EXTRACTED ENTRIES =>
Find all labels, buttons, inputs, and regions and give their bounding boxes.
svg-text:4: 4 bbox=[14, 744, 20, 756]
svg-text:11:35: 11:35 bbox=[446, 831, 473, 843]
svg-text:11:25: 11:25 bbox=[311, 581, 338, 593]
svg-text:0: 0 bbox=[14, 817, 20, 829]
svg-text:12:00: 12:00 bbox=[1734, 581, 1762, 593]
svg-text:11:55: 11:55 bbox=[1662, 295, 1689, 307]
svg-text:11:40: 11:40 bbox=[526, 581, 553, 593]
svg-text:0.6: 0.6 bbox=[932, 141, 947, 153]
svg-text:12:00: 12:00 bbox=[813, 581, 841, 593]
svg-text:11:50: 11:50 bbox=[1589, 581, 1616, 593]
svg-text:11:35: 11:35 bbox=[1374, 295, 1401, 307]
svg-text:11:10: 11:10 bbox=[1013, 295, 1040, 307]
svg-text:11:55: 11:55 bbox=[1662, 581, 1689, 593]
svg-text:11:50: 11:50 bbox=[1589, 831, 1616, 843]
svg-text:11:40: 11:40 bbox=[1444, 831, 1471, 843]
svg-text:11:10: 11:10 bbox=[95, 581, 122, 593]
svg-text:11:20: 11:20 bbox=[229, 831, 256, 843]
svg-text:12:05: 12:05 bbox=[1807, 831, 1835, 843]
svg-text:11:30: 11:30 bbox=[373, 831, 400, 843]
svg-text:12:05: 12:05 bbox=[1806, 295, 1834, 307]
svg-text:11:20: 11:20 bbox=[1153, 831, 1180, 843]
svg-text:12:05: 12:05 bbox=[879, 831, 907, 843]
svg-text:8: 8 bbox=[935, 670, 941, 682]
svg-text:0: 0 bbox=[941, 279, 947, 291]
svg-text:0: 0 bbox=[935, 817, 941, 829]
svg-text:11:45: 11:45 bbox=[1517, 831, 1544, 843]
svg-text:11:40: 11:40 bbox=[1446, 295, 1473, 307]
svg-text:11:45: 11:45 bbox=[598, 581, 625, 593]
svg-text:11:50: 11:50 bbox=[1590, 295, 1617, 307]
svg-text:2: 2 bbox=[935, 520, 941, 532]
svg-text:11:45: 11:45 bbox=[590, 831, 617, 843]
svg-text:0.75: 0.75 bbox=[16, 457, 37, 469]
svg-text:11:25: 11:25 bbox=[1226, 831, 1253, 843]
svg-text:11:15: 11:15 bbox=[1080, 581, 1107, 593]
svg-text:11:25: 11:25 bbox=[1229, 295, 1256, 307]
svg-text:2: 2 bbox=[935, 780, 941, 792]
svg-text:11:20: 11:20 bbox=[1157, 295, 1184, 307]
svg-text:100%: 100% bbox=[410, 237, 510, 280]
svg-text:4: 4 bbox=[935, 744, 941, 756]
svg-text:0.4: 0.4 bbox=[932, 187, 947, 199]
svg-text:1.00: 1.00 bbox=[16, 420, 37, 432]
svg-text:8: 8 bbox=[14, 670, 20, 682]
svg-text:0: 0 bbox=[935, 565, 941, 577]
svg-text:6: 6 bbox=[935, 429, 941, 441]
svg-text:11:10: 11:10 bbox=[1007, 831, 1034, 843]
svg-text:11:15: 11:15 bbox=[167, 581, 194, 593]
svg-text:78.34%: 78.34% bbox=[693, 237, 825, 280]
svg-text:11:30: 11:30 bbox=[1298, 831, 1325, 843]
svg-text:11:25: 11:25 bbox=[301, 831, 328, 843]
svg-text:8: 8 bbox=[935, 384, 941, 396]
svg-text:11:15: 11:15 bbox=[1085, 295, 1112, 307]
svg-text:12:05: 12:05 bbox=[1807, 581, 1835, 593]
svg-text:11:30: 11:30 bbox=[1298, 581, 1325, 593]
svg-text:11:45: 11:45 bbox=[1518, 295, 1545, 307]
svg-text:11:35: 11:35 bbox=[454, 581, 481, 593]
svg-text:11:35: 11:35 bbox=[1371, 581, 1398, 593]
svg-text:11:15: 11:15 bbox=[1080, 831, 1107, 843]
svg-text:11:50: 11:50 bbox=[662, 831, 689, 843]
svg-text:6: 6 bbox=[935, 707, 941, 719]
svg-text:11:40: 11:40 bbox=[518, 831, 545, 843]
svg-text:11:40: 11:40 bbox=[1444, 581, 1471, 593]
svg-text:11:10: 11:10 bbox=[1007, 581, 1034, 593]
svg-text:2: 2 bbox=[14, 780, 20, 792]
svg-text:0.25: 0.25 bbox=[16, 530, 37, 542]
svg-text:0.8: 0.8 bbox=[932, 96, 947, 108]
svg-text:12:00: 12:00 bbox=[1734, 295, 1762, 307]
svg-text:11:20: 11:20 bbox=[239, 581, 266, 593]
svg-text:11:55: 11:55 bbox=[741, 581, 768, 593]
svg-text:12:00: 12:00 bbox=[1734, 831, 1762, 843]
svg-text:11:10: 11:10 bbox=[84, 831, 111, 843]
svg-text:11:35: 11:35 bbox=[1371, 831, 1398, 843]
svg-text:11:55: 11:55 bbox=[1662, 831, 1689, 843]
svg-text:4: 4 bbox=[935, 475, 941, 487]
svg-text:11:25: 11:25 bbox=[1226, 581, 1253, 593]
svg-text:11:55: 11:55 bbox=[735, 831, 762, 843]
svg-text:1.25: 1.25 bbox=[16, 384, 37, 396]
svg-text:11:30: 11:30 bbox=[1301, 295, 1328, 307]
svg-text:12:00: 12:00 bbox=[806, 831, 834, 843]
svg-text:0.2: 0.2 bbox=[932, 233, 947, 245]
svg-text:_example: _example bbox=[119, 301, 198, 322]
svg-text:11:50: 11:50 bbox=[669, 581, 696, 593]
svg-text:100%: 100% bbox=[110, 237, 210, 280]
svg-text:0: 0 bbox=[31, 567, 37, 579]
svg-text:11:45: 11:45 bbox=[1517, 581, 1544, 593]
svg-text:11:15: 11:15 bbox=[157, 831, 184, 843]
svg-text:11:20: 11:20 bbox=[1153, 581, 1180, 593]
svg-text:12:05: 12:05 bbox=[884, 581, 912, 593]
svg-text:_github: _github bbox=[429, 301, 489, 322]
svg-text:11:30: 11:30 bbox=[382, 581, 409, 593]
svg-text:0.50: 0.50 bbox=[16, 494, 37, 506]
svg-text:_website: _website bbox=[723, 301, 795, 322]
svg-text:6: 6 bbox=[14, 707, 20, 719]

PROBLEM TO SOLVE => Copy out every row above word for word, keeping their order.

WORKED SOLUTION =>
Find all labels, buttons, inputs, and regions and give their bounding boxes.
svg-text:4: 4 bbox=[14, 744, 20, 756]
svg-text:11:35: 11:35 bbox=[446, 831, 473, 843]
svg-text:11:25: 11:25 bbox=[311, 581, 338, 593]
svg-text:0: 0 bbox=[14, 817, 20, 829]
svg-text:12:00: 12:00 bbox=[1734, 581, 1762, 593]
svg-text:11:55: 11:55 bbox=[1662, 295, 1689, 307]
svg-text:11:40: 11:40 bbox=[526, 581, 553, 593]
svg-text:0.6: 0.6 bbox=[932, 141, 947, 153]
svg-text:12:00: 12:00 bbox=[813, 581, 841, 593]
svg-text:11:50: 11:50 bbox=[1589, 581, 1616, 593]
svg-text:11:35: 11:35 bbox=[1374, 295, 1401, 307]
svg-text:11:10: 11:10 bbox=[1013, 295, 1040, 307]
svg-text:11:55: 11:55 bbox=[1662, 581, 1689, 593]
svg-text:11:50: 11:50 bbox=[1589, 831, 1616, 843]
svg-text:11:40: 11:40 bbox=[1444, 831, 1471, 843]
svg-text:11:10: 11:10 bbox=[95, 581, 122, 593]
svg-text:11:20: 11:20 bbox=[229, 831, 256, 843]
svg-text:12:05: 12:05 bbox=[1807, 831, 1835, 843]
svg-text:11:30: 11:30 bbox=[373, 831, 400, 843]
svg-text:12:05: 12:05 bbox=[1806, 295, 1834, 307]
svg-text:11:20: 11:20 bbox=[1153, 831, 1180, 843]
svg-text:12:05: 12:05 bbox=[879, 831, 907, 843]
svg-text:8: 8 bbox=[935, 670, 941, 682]
svg-text:0: 0 bbox=[941, 279, 947, 291]
svg-text:0: 0 bbox=[935, 817, 941, 829]
svg-text:11:45: 11:45 bbox=[1517, 831, 1544, 843]
svg-text:11:40: 11:40 bbox=[1446, 295, 1473, 307]
svg-text:11:45: 11:45 bbox=[598, 581, 625, 593]
svg-text:11:50: 11:50 bbox=[1590, 295, 1617, 307]
svg-text:2: 2 bbox=[935, 520, 941, 532]
svg-text:11:45: 11:45 bbox=[590, 831, 617, 843]
svg-text:0.75: 0.75 bbox=[16, 457, 37, 469]
svg-text:11:25: 11:25 bbox=[1226, 831, 1253, 843]
svg-text:11:15: 11:15 bbox=[1080, 581, 1107, 593]
svg-text:11:25: 11:25 bbox=[1229, 295, 1256, 307]
svg-text:2: 2 bbox=[935, 780, 941, 792]
svg-text:11:20: 11:20 bbox=[1157, 295, 1184, 307]
svg-text:100%: 100% bbox=[410, 237, 510, 280]
svg-text:4: 4 bbox=[935, 744, 941, 756]
svg-text:0.4: 0.4 bbox=[932, 187, 947, 199]
svg-text:1.00: 1.00 bbox=[16, 420, 37, 432]
svg-text:8: 8 bbox=[14, 670, 20, 682]
svg-text:0: 0 bbox=[935, 565, 941, 577]
svg-text:6: 6 bbox=[935, 429, 941, 441]
svg-text:11:10: 11:10 bbox=[1007, 831, 1034, 843]
svg-text:11:15: 11:15 bbox=[167, 581, 194, 593]
svg-text:78.34%: 78.34% bbox=[693, 237, 825, 280]
svg-text:11:30: 11:30 bbox=[1298, 831, 1325, 843]
svg-text:11:25: 11:25 bbox=[301, 831, 328, 843]
svg-text:8: 8 bbox=[935, 384, 941, 396]
svg-text:11:15: 11:15 bbox=[1085, 295, 1112, 307]
svg-text:12:05: 12:05 bbox=[1807, 581, 1835, 593]
svg-text:11:30: 11:30 bbox=[1298, 581, 1325, 593]
svg-text:11:45: 11:45 bbox=[1518, 295, 1545, 307]
svg-text:11:35: 11:35 bbox=[454, 581, 481, 593]
svg-text:11:35: 11:35 bbox=[1371, 581, 1398, 593]
svg-text:11:15: 11:15 bbox=[1080, 831, 1107, 843]
svg-text:11:50: 11:50 bbox=[662, 831, 689, 843]
svg-text:6: 6 bbox=[935, 707, 941, 719]
svg-text:11:40: 11:40 bbox=[518, 831, 545, 843]
svg-text:11:40: 11:40 bbox=[1444, 581, 1471, 593]
svg-text:11:10: 11:10 bbox=[1007, 581, 1034, 593]
svg-text:2: 2 bbox=[14, 780, 20, 792]
svg-text:0.25: 0.25 bbox=[16, 530, 37, 542]
svg-text:0.8: 0.8 bbox=[932, 96, 947, 108]
svg-text:12:00: 12:00 bbox=[1734, 295, 1762, 307]
svg-text:11:20: 11:20 bbox=[239, 581, 266, 593]
svg-text:11:55: 11:55 bbox=[741, 581, 768, 593]
svg-text:12:00: 12:00 bbox=[1734, 831, 1762, 843]
svg-text:11:10: 11:10 bbox=[84, 831, 111, 843]
svg-text:11:35: 11:35 bbox=[1371, 831, 1398, 843]
svg-text:11:55: 11:55 bbox=[1662, 831, 1689, 843]
svg-text:4: 4 bbox=[935, 475, 941, 487]
svg-text:11:25: 11:25 bbox=[1226, 581, 1253, 593]
svg-text:11:55: 11:55 bbox=[735, 831, 762, 843]
svg-text:1.25: 1.25 bbox=[16, 384, 37, 396]
svg-text:11:30: 11:30 bbox=[1301, 295, 1328, 307]
svg-text:12:00: 12:00 bbox=[806, 831, 834, 843]
svg-text:0.2: 0.2 bbox=[932, 233, 947, 245]
svg-text:_example: _example bbox=[119, 301, 198, 322]
svg-text:11:50: 11:50 bbox=[669, 581, 696, 593]
svg-text:100%: 100% bbox=[110, 237, 210, 280]
svg-text:0: 0 bbox=[31, 567, 37, 579]
svg-text:11:45: 11:45 bbox=[1517, 581, 1544, 593]
svg-text:11:15: 11:15 bbox=[157, 831, 184, 843]
svg-text:11:20: 11:20 bbox=[1153, 581, 1180, 593]
svg-text:12:05: 12:05 bbox=[884, 581, 912, 593]
svg-text:_github: _github bbox=[429, 301, 489, 322]
svg-text:11:30: 11:30 bbox=[382, 581, 409, 593]
svg-text:0.50: 0.50 bbox=[16, 494, 37, 506]
svg-text:_website: _website bbox=[723, 301, 795, 322]
svg-text:6: 6 bbox=[14, 707, 20, 719]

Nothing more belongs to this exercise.